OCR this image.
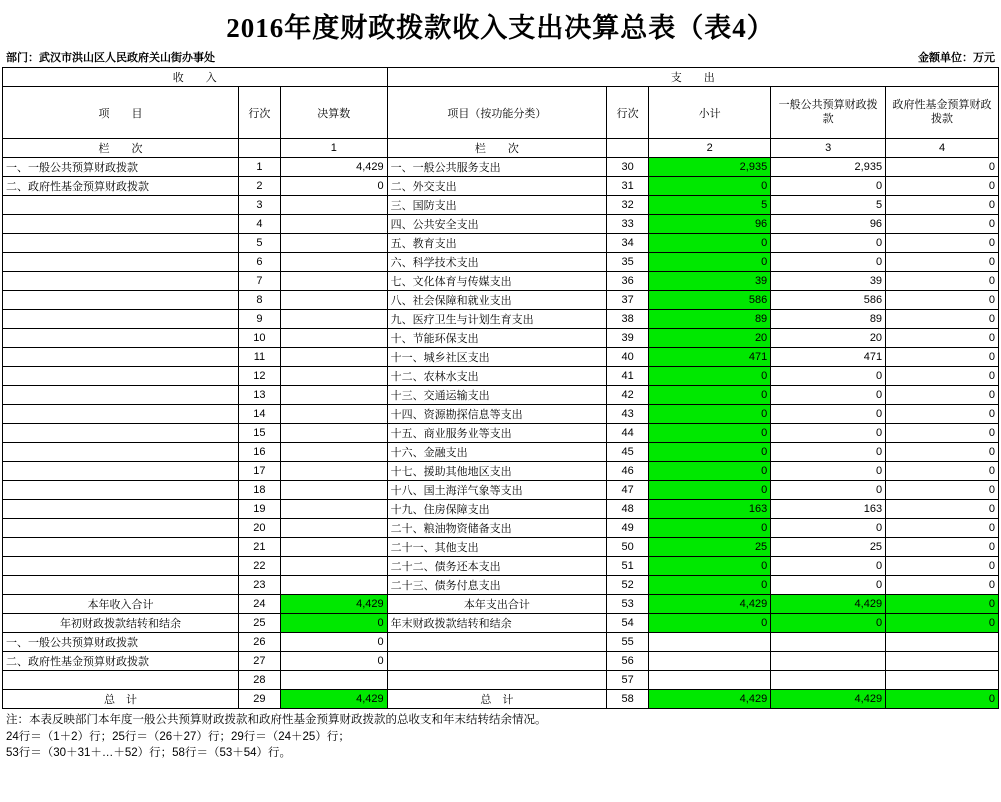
2016年度财政拨款收入支出决算总表（表4）
部门：武汉市洪山区人民政府关山街办事处	金额单位：万元
收　　入			支　　出				
项　　目	行次	决算数	项目（按功能分类）	行次	小计	一般公共预算财政拨款	政府性基金预算财政拨款
栏　　次		1	栏　　次		2	3	4
一、一般公共预算财政拨款	1	4,429	一、一般公共服务支出	30	2,935	2,935	0
二、政府性基金预算财政拨款	2	0	二、外交支出	31	0	0	0
	3		三、国防支出	32	5	5	0
	4		四、公共安全支出	33	96	96	0
	5		五、教育支出	34	0	0	0
	6		六、科学技术支出	35	0	0	0
	7		七、文化体育与传媒支出	36	39	39	0
	8		八、社会保障和就业支出	37	586	586	0
	9		九、医疗卫生与计划生育支出	38	89	89	0
	10		十、节能环保支出	39	20	20	0
	11		十一、城乡社区支出	40	471	471	0
	12		十二、农林水支出	41	0	0	0
	13		十三、交通运输支出	42	0	0	0
	14		十四、资源勘探信息等支出	43	0	0	0
	15		十五、商业服务业等支出	44	0	0	0
	16		十六、金融支出	45	0	0	0
	17		十七、援助其他地区支出	46	0	0	0
	18		十八、国土海洋气象等支出	47	0	0	0
	19		十九、住房保障支出	48	163	163	0
	20		二十、粮油物资储备支出	49	0	0	0
	21		二十一、其他支出	50	25	25	0
	22		二十二、债务还本支出	51	0	0	0
	23		二十三、债务付息支出	52	0	0	0
本年收入合计	24	4,429	本年支出合计	53	4,429	4,429	0
年初财政拨款结转和结余	25	0	年末财政拨款结转和结余	54	0	0	0
一、一般公共预算财政拨款	26	0		55			
二、政府性基金预算财政拨款	27	0		56			
	28			57			
总　计	29	4,429	总　计	58	4,429	4,429	0
注：本表反映部门本年度一般公共预算财政拨款和政府性基金预算财政拨款的总收支和年末结转结余情况。
24行＝（1＋2）行；25行＝（26＋27）行；29行＝（24＋25）行；
53行＝（30＋31＋…＋52）行；58行＝（53＋54）行。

◇ ◇ ◇ ◇ ◇

**GOAL**
Transcribe each line above verbatim, with the pictures left out.

**WRITTEN ANSWER**
OCR this image.
2016年度财政拨款收入支出决算总表（表4）
部门：武汉市洪山区人民政府关山街办事处	金额单位：万元
收　　入			支　　出				
项　　目	行次	决算数	项目（按功能分类）	行次	小计	一般公共预算财政拨款	政府性基金预算财政拨款
栏　　次		1	栏　　次		2	3	4
一、一般公共预算财政拨款	1	4,429	一、一般公共服务支出	30	2,935	2,935	0
二、政府性基金预算财政拨款	2	0	二、外交支出	31	0	0	0
	3		三、国防支出	32	5	5	0
	4		四、公共安全支出	33	96	96	0
	5		五、教育支出	34	0	0	0
	6		六、科学技术支出	35	0	0	0
	7		七、文化体育与传媒支出	36	39	39	0
	8		八、社会保障和就业支出	37	586	586	0
	9		九、医疗卫生与计划生育支出	38	89	89	0
	10		十、节能环保支出	39	20	20	0
	11		十一、城乡社区支出	40	471	471	0
	12		十二、农林水支出	41	0	0	0
	13		十三、交通运输支出	42	0	0	0
	14		十四、资源勘探信息等支出	43	0	0	0
	15		十五、商业服务业等支出	44	0	0	0
	16		十六、金融支出	45	0	0	0
	17		十七、援助其他地区支出	46	0	0	0
	18		十八、国土海洋气象等支出	47	0	0	0
	19		十九、住房保障支出	48	163	163	0
	20		二十、粮油物资储备支出	49	0	0	0
	21		二十一、其他支出	50	25	25	0
	22		二十二、债务还本支出	51	0	0	0
	23		二十三、债务付息支出	52	0	0	0
本年收入合计	24	4,429	本年支出合计	53	4,429	4,429	0
年初财政拨款结转和结余	25	0	年末财政拨款结转和结余	54	0	0	0
一、一般公共预算财政拨款	26	0		55			
二、政府性基金预算财政拨款	27	0		56			
	28			57			
总　计	29	4,429	总　计	58	4,429	4,429	0
注：本表反映部门本年度一般公共预算财政拨款和政府性基金预算财政拨款的总收支和年末结转结余情况。
24行＝（1＋2）行；25行＝（26＋27）行；29行＝（24＋25）行；
53行＝（30＋31＋…＋52）行；58行＝（53＋54）行。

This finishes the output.